INSTRUCTIONS TO FOLLOW:
Each line that contains the string "ASUS" counts once; report how many such lines appear in the data, as a number only.
-- BEGIN ENTRIES SHOWN --
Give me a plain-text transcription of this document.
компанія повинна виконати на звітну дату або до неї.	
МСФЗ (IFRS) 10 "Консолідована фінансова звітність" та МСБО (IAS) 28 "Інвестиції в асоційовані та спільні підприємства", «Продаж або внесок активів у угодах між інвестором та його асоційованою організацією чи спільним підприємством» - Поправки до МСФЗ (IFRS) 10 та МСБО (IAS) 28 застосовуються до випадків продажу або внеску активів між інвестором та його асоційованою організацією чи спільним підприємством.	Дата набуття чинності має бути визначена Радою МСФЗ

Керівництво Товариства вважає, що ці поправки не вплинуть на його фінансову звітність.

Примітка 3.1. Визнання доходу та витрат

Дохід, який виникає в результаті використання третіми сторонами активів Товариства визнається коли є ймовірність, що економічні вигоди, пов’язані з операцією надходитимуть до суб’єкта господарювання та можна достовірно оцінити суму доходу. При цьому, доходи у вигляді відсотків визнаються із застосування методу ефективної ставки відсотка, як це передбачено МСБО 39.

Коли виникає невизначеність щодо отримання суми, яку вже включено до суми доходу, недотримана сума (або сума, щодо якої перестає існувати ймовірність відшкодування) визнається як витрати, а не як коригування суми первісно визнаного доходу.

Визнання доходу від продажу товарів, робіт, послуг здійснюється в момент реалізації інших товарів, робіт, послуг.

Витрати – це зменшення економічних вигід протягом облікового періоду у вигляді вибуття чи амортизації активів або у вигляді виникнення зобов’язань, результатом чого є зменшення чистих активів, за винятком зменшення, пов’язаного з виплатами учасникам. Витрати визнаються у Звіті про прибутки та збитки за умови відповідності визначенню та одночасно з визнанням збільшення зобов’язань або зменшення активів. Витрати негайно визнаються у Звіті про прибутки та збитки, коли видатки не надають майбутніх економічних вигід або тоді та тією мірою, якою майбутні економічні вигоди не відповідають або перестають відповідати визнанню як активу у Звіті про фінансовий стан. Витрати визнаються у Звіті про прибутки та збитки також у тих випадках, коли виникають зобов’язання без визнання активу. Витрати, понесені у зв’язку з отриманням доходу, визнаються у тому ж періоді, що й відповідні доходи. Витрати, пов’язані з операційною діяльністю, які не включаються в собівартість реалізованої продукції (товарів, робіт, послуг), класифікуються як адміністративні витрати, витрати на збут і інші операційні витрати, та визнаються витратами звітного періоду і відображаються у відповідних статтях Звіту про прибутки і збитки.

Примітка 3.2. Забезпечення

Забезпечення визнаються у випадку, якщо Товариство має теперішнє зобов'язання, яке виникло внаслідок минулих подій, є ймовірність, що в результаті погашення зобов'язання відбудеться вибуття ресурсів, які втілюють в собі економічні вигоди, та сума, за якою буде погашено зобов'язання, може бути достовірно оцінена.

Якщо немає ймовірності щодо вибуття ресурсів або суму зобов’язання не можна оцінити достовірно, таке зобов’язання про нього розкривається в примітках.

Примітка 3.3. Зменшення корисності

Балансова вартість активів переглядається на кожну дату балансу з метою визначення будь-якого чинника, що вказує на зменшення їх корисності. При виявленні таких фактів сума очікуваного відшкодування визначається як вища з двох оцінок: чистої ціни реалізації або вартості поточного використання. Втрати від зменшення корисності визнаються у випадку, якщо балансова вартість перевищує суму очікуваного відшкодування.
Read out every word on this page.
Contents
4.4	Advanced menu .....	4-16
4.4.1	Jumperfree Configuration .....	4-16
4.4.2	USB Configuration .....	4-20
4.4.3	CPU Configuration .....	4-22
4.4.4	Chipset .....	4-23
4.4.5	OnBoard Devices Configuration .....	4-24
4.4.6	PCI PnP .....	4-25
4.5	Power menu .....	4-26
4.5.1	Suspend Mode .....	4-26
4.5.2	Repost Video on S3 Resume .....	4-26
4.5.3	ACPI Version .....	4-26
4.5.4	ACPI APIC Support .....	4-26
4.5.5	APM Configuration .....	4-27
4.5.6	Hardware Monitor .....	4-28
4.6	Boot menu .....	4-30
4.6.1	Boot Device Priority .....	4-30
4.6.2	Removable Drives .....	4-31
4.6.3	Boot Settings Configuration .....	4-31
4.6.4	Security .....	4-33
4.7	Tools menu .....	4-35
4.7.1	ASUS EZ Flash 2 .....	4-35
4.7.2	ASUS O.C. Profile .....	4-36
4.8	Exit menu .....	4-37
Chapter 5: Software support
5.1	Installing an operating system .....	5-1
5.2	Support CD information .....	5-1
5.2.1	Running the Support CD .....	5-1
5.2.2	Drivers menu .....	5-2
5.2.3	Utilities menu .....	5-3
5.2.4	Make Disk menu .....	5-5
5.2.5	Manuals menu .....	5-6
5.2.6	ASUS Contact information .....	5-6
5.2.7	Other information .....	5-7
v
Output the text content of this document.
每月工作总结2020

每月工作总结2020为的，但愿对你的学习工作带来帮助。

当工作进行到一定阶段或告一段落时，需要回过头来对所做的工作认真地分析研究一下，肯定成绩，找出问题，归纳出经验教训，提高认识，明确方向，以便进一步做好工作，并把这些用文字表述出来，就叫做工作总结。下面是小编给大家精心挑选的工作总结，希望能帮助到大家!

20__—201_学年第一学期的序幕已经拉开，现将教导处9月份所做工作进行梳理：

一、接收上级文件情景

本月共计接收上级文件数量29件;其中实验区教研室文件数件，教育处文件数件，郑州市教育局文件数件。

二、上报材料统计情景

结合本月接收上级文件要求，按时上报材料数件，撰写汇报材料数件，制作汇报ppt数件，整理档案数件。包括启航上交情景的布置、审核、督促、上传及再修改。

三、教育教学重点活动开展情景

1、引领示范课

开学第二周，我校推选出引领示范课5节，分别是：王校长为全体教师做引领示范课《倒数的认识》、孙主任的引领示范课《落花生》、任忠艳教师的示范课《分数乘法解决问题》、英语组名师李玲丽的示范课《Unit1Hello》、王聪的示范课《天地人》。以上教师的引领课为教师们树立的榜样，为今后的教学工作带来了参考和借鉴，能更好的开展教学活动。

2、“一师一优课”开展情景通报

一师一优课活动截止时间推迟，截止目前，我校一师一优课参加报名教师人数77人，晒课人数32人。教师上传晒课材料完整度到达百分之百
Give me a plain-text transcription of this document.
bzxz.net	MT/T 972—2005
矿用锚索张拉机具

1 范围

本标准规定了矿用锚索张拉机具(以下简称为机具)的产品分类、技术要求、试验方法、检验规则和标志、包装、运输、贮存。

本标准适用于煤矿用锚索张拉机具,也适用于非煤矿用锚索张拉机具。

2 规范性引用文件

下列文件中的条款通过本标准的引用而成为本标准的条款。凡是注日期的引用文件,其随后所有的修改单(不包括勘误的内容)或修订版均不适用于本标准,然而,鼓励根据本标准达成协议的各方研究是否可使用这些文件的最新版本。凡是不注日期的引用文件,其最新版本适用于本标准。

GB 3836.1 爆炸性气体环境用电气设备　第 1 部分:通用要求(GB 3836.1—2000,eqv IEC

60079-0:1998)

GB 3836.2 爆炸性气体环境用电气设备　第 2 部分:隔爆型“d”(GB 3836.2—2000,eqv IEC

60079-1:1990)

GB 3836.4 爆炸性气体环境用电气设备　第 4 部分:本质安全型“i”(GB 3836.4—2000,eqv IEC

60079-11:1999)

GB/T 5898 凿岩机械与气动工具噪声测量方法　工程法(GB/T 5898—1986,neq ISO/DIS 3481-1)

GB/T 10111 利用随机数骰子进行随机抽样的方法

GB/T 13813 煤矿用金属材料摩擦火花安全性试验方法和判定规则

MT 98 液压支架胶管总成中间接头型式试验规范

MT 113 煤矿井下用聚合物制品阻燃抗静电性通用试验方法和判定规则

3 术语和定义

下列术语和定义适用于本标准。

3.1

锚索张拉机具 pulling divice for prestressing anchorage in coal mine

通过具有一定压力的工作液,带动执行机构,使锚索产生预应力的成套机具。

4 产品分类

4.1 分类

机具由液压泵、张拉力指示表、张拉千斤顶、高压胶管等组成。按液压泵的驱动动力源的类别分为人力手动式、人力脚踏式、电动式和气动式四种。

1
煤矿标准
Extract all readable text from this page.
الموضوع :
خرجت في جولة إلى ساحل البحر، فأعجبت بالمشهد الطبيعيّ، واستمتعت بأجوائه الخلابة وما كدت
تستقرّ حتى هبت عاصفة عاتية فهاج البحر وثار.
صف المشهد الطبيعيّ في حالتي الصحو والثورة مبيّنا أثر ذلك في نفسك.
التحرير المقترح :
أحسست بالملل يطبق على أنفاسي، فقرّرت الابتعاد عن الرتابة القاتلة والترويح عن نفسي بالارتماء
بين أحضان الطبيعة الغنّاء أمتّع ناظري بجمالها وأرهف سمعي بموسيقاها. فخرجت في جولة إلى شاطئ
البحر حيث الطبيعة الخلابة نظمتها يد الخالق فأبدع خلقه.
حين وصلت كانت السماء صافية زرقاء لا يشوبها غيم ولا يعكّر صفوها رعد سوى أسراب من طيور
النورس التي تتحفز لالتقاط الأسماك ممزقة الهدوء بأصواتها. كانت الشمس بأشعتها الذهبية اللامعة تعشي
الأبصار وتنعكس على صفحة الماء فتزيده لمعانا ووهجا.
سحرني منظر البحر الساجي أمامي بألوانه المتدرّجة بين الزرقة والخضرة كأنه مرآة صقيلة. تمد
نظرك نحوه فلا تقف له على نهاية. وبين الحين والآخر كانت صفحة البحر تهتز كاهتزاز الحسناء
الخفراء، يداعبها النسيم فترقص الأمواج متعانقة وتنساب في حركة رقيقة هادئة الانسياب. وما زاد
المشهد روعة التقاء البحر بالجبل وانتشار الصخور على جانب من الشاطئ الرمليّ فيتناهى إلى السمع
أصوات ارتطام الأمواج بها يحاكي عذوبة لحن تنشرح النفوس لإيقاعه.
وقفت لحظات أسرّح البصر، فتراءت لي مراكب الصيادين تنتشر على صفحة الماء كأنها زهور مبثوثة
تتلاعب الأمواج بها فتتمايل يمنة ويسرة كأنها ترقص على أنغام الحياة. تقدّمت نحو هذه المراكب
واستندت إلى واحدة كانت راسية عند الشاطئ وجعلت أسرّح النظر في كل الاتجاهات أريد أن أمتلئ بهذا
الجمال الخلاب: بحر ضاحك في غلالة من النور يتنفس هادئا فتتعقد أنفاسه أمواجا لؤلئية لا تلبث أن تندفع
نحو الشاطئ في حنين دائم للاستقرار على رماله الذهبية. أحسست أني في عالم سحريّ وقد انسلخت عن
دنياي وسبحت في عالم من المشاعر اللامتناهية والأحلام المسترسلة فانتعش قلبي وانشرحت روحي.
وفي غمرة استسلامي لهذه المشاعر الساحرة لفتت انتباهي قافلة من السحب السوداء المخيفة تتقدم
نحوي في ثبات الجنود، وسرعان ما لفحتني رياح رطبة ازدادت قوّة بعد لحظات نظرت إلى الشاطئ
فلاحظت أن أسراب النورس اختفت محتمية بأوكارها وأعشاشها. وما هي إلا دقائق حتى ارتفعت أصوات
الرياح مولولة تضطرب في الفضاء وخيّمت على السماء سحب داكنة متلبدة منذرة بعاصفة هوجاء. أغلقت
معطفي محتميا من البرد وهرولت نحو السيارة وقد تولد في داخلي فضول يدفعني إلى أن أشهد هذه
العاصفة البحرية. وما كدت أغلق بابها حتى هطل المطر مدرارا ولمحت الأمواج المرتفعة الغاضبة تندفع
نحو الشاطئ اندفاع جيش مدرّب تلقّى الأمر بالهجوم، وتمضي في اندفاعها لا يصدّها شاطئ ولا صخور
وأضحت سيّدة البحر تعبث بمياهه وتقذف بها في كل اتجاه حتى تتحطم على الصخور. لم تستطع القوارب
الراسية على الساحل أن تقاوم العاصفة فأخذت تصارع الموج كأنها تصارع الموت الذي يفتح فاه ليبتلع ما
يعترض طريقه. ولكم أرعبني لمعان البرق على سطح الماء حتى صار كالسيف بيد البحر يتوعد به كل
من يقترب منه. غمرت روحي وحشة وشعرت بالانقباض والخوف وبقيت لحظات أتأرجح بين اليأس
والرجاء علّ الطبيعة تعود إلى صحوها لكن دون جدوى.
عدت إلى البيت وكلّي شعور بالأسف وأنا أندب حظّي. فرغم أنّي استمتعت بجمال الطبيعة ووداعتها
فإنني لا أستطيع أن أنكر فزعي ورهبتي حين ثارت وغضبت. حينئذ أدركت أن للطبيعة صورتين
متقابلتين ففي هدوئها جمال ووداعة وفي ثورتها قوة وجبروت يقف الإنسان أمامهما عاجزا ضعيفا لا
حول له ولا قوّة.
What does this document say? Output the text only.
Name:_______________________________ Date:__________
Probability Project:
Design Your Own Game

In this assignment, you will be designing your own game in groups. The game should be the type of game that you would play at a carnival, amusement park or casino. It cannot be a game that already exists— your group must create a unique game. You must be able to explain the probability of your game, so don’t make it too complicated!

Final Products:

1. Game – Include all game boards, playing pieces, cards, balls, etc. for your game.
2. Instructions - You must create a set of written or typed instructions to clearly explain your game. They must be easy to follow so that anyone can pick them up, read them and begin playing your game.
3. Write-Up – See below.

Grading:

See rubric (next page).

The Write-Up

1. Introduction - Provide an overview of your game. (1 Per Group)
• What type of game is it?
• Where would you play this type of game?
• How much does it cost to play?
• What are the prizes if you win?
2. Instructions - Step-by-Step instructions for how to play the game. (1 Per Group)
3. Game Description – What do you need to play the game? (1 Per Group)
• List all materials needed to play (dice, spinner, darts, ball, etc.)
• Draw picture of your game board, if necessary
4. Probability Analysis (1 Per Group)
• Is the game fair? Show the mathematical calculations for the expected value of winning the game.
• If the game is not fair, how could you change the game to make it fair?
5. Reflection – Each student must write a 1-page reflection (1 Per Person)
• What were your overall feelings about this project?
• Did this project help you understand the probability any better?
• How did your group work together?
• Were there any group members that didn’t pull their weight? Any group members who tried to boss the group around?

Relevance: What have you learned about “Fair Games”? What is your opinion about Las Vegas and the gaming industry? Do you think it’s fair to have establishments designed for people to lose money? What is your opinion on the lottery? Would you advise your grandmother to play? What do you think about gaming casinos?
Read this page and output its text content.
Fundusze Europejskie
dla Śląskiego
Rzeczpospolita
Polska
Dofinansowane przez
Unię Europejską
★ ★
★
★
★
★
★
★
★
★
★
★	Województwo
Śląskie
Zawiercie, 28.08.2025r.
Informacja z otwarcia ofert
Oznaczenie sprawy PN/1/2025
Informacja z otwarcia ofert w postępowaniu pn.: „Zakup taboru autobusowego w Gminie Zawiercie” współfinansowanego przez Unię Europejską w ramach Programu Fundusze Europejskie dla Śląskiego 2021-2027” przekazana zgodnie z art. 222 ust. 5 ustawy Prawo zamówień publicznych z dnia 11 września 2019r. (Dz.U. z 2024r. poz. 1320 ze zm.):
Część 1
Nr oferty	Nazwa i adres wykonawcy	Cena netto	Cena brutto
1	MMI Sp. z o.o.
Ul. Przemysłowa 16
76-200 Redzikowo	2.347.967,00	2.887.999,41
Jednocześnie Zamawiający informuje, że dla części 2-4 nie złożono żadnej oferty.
-- END ENTRIES SHOWN --
TASK RESPONSE:
3